# Dataset
☆ ☆ ☆ ☆
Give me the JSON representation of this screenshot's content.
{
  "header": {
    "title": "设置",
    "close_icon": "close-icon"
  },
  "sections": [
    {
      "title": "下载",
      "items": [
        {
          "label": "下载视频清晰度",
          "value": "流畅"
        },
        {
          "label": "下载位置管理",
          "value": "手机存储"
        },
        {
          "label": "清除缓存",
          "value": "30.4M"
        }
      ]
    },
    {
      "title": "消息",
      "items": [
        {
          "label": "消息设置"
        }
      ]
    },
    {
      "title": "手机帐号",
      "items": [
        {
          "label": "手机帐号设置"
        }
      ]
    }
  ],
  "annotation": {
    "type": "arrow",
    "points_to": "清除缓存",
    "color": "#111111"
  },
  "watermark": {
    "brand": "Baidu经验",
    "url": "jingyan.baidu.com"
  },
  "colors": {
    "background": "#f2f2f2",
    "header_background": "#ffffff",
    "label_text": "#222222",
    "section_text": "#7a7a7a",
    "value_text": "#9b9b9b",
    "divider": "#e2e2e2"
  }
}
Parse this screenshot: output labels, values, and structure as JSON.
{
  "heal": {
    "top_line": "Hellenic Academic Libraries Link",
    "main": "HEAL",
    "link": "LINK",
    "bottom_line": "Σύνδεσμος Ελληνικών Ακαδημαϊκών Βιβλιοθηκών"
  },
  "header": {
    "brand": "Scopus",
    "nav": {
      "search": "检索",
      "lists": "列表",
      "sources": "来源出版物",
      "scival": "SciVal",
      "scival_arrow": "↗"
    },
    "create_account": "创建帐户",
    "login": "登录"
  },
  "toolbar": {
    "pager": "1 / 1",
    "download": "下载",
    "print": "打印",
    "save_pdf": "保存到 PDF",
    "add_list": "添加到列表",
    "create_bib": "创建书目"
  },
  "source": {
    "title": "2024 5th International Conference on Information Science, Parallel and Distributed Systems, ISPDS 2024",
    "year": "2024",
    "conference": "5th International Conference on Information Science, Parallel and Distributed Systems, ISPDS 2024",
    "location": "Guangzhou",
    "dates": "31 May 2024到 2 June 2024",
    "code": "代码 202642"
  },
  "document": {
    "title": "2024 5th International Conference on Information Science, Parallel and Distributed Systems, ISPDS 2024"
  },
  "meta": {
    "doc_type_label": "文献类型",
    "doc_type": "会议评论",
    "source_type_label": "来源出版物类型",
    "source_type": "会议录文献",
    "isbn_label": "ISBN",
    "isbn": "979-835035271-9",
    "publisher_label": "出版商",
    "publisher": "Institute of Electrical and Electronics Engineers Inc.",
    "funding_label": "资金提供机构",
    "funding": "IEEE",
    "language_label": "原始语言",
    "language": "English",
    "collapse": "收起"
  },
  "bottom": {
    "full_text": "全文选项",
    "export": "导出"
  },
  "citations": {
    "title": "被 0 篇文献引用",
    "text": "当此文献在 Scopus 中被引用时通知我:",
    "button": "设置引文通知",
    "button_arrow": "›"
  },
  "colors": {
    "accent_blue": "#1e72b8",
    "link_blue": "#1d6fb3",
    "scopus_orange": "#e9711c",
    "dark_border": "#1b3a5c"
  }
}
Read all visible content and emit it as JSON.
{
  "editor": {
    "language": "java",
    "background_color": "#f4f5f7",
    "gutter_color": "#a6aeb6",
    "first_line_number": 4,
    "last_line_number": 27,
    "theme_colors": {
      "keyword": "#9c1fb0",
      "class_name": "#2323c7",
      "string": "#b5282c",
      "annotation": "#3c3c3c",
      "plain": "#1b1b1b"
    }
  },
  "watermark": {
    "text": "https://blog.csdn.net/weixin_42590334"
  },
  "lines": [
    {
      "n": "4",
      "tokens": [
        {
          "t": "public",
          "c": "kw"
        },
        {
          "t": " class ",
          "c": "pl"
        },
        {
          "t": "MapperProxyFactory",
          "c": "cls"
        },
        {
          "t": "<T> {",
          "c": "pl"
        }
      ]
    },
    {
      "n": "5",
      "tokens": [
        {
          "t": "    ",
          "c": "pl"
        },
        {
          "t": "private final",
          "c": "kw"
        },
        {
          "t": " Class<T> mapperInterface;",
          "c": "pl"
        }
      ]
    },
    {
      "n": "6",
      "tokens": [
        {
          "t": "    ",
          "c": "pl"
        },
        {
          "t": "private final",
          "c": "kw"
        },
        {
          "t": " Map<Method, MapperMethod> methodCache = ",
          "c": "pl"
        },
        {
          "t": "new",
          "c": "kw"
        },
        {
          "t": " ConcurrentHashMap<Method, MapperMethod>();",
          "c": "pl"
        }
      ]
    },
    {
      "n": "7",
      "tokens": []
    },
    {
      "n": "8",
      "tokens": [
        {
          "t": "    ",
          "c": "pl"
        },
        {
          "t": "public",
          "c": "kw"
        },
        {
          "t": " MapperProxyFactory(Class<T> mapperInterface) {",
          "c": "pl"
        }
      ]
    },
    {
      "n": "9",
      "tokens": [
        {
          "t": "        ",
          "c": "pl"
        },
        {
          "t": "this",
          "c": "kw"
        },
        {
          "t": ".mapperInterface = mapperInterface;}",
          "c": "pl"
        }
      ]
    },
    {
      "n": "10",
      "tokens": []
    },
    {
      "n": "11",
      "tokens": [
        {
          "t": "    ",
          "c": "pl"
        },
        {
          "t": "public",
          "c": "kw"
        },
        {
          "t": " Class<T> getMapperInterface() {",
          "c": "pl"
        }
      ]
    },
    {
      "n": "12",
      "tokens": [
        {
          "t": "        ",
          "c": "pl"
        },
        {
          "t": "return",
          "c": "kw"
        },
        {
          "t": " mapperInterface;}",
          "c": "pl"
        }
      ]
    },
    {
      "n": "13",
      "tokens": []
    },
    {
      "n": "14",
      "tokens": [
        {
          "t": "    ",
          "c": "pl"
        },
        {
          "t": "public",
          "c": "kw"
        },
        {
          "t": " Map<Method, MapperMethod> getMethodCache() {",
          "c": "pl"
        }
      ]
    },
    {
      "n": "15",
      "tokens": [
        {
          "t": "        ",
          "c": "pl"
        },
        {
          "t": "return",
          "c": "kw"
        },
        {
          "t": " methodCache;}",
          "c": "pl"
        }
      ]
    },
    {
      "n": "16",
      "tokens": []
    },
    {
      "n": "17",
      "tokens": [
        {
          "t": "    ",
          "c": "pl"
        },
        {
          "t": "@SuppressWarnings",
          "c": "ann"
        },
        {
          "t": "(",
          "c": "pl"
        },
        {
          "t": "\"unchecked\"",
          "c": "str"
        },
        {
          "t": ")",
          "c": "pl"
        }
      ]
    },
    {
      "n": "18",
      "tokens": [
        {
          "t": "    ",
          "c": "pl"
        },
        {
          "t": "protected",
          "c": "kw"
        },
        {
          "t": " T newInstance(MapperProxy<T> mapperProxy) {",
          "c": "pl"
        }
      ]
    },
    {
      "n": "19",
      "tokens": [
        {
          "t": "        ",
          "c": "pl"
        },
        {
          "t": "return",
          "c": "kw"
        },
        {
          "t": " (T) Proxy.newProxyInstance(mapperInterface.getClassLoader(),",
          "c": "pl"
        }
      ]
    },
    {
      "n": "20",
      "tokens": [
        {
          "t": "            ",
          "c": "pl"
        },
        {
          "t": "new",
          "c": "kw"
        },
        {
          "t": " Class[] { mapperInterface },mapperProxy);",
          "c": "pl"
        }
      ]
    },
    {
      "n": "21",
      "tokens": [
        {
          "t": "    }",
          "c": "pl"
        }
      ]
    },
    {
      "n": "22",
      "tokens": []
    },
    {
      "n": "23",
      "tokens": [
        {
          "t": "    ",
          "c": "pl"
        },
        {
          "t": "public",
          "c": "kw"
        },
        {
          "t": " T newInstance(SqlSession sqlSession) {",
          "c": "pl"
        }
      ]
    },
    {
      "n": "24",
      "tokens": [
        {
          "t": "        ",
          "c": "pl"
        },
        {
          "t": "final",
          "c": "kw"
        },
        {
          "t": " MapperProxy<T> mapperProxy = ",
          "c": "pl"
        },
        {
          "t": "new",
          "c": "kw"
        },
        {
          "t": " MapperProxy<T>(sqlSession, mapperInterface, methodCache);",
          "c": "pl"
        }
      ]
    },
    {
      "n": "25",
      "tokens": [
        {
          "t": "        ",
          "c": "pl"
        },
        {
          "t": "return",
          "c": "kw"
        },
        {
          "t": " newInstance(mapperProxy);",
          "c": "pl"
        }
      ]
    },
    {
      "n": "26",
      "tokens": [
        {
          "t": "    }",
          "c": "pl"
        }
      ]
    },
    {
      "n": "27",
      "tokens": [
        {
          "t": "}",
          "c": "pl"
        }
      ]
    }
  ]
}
☆ ☆ ☆ ☆
# Stated goal
Pick out each line that holds the string "ISPDS".

# The output
    "title": "2024 5th International Conference on Information Science, Parallel and Distributed Systems, ISPDS 2024",
    "conference": "5th International Conference on Information Science, Parallel and Distributed Systems, ISPDS 2024",
    "title": "2024 5th International Conference on Information Science, Parallel and Distributed Systems, ISPDS 2024"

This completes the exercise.